WORK TO COMPLETE — Pull every line of the entries that has the word "JSON".

A block of data
■ ■ ■ ■ ■
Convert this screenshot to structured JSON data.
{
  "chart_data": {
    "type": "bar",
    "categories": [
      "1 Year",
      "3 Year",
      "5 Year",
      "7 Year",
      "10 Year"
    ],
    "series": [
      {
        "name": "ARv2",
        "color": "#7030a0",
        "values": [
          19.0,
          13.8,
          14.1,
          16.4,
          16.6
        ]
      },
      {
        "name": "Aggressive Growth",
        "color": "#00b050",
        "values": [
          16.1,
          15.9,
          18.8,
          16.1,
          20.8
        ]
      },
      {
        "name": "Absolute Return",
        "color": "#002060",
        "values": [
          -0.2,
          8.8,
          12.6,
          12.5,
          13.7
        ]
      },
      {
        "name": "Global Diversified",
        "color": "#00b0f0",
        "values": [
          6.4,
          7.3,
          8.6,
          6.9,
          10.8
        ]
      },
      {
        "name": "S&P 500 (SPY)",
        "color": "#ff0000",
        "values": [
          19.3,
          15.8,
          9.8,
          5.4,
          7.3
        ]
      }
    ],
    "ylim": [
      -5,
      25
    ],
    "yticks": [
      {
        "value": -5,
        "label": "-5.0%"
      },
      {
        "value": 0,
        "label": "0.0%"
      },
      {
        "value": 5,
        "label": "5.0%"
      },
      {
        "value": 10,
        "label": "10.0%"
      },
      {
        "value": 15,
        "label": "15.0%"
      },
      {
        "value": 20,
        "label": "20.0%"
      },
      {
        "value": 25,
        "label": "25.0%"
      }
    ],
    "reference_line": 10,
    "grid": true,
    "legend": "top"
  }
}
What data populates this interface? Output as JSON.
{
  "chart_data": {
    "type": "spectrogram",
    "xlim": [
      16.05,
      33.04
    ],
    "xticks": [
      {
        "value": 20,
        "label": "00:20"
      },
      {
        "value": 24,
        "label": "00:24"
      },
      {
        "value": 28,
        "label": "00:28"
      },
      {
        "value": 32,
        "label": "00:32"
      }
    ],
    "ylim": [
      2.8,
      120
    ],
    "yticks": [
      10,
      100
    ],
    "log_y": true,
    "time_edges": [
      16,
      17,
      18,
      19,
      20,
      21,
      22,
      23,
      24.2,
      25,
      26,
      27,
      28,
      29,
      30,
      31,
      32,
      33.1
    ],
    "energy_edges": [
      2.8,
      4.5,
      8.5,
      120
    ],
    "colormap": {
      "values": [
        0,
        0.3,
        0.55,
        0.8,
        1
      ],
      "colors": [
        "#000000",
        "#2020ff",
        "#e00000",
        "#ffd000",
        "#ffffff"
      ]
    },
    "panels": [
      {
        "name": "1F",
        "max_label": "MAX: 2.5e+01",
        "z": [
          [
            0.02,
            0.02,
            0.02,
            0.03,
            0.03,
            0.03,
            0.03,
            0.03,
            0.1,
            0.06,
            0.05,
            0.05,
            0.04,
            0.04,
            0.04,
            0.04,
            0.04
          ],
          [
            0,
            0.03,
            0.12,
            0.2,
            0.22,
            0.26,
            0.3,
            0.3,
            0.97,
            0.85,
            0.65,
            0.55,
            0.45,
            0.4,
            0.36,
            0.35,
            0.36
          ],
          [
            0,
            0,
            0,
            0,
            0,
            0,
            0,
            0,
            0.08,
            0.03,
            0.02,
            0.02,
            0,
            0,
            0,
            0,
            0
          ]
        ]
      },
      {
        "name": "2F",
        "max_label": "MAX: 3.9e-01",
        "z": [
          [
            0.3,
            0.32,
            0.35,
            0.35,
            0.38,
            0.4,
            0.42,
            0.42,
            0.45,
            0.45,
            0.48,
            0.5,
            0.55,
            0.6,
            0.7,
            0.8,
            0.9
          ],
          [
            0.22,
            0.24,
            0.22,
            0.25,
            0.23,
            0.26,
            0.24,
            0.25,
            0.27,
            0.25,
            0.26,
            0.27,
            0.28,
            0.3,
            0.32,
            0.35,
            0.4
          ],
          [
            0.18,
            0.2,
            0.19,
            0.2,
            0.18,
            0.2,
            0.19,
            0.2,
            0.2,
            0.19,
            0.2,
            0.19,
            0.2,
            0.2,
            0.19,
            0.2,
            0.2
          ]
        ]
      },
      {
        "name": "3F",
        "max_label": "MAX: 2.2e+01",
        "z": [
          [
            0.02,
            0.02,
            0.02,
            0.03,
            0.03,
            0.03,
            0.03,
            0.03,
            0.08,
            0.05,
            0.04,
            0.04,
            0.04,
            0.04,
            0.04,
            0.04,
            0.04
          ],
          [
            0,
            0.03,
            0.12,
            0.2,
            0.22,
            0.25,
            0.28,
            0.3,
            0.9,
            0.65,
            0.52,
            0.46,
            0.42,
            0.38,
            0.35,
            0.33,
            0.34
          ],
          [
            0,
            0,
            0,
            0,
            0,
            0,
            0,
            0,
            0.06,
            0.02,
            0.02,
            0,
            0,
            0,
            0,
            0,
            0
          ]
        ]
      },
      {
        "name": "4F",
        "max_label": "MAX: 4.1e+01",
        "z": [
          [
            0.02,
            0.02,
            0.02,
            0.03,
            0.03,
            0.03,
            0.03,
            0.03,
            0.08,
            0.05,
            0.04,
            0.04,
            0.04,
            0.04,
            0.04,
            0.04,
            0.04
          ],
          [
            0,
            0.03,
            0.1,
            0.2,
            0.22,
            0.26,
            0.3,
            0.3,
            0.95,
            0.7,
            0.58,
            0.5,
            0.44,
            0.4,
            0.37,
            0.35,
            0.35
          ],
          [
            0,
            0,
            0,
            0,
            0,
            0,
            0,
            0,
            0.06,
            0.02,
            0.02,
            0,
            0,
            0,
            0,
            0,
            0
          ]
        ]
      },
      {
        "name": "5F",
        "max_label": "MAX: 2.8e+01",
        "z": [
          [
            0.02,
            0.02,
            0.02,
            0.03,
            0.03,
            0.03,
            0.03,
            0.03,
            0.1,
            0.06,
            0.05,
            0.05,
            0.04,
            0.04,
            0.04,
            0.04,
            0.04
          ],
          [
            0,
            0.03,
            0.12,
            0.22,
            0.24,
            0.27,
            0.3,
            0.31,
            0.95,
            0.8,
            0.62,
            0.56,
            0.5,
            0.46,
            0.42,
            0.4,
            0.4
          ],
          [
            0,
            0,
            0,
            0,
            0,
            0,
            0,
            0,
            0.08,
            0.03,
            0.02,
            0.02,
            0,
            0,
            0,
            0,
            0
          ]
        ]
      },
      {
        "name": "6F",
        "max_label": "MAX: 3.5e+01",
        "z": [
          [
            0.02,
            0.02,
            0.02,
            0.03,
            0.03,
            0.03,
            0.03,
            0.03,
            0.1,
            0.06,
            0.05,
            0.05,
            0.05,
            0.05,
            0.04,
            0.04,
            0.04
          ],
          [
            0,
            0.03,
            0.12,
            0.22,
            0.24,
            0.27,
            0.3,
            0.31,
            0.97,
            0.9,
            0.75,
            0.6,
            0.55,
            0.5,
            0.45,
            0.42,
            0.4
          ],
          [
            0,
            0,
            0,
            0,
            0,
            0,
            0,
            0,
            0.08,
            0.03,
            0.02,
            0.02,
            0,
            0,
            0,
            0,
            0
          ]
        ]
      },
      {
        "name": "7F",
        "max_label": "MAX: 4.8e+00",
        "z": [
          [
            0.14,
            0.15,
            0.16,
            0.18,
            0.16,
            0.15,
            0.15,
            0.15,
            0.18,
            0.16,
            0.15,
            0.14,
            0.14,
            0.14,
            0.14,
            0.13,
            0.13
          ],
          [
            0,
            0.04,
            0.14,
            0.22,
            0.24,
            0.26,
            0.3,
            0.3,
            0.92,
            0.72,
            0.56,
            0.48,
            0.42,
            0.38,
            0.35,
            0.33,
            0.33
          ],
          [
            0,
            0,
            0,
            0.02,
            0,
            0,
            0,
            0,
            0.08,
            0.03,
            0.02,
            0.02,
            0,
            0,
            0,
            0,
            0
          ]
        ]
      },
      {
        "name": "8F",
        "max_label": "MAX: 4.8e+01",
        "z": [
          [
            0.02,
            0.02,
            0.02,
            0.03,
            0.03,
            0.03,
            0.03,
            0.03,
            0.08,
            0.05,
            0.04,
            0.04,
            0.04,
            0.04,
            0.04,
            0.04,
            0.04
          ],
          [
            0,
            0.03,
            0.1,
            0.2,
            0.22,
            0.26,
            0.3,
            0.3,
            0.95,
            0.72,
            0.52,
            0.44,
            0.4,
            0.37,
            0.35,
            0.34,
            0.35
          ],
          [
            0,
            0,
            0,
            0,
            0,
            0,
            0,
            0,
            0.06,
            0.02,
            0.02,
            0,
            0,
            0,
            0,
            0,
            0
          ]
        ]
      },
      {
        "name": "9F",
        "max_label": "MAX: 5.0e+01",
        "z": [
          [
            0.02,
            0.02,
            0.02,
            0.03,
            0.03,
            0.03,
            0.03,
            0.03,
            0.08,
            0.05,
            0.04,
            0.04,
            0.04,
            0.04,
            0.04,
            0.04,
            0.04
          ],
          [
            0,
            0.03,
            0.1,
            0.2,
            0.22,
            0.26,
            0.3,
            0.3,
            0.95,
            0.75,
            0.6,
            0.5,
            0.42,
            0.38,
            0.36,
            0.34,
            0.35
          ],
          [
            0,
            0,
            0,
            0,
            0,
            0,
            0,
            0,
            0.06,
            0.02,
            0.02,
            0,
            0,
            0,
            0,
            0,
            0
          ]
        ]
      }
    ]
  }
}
■ ■ ■ ■ ■
SOLVED PROBLEM —
Convert this screenshot to structured JSON data.
What data populates this interface? Output as JSON.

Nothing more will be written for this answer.